| Aim |
Return all lines with the word "untuk" in them.

| Dataset excerpts |
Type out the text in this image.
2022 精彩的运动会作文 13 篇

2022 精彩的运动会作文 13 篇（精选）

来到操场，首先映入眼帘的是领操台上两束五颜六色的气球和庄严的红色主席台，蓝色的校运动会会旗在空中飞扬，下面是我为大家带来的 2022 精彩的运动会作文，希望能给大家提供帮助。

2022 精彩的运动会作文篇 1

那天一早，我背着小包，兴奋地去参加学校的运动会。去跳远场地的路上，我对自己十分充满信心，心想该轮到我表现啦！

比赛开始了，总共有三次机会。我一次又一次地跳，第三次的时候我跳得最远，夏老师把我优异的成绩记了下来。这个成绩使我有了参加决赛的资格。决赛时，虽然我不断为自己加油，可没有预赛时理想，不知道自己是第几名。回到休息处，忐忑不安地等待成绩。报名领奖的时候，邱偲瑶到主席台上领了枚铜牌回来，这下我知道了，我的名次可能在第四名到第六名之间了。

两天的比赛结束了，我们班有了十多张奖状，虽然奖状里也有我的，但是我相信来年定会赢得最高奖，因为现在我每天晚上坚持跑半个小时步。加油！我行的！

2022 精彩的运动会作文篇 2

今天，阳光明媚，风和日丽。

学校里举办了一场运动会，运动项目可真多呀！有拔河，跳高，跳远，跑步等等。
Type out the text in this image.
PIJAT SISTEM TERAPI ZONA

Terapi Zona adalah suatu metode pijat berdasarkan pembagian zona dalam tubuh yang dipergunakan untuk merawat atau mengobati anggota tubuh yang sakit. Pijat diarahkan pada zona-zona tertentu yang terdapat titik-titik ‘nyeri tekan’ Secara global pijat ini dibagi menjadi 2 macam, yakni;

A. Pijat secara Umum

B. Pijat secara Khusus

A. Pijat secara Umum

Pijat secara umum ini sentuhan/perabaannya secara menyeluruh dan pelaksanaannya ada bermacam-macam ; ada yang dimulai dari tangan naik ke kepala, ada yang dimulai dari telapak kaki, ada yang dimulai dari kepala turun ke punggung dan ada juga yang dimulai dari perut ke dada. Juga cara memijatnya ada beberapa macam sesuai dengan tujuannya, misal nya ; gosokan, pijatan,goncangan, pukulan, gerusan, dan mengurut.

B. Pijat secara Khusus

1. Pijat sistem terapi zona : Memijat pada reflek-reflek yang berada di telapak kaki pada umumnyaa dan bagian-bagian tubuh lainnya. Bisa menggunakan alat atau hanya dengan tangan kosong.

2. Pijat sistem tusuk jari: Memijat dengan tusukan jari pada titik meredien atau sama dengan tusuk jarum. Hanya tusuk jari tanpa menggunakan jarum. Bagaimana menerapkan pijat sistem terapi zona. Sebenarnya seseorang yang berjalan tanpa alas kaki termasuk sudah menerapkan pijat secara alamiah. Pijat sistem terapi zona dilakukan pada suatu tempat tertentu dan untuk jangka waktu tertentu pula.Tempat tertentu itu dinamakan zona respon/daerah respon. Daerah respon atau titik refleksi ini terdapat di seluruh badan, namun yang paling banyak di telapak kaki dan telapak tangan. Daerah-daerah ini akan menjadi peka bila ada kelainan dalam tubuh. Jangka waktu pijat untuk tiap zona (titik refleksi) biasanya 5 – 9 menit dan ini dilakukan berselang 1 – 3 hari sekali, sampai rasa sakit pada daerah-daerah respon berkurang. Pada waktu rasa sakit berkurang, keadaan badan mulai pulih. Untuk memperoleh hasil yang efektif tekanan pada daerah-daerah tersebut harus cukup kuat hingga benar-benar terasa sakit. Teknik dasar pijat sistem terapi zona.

| Exercise answer |
Terapi Zona adalah suatu metode pijat berdasarkan pembagian zona dalam tubuh yang dipergunakan untuk merawat atau mengobati anggota tubuh yang sakit. Pijat diarahkan pada zona-zona tertentu yang terdapat titik-titik ‘nyeri tekan’ Secara global pijat ini dibagi menjadi 2 macam, yakni;
2. Pijat sistem tusuk jari: Memijat dengan tusukan jari pada titik meredien atau sama dengan tusuk jarum. Hanya tusuk jari tanpa menggunakan jarum. Bagaimana menerapkan pijat sistem terapi zona. Sebenarnya seseorang yang berjalan tanpa alas kaki termasuk sudah menerapkan pijat secara alamiah. Pijat sistem terapi zona dilakukan pada suatu tempat tertentu dan untuk jangka waktu tertentu pula.Tempat tertentu itu dinamakan zona respon/daerah respon. Daerah respon atau titik refleksi ini terdapat di seluruh badan, namun yang paling banyak di telapak kaki dan telapak tangan. Daerah-daerah ini akan menjadi peka bila ada kelainan dalam tubuh. Jangka waktu pijat untuk tiap zona (titik refleksi) biasanya 5 – 9 menit dan ini dilakukan berselang 1 – 3 hari sekali, sampai rasa sakit pada daerah-daerah respon berkurang. Pada waktu rasa sakit berkurang, keadaan badan mulai pulih. Untuk memperoleh hasil yang efektif tekanan pada daerah-daerah tersebut harus cukup kuat hingga benar-benar terasa sakit. Teknik dasar pijat sistem terapi zona.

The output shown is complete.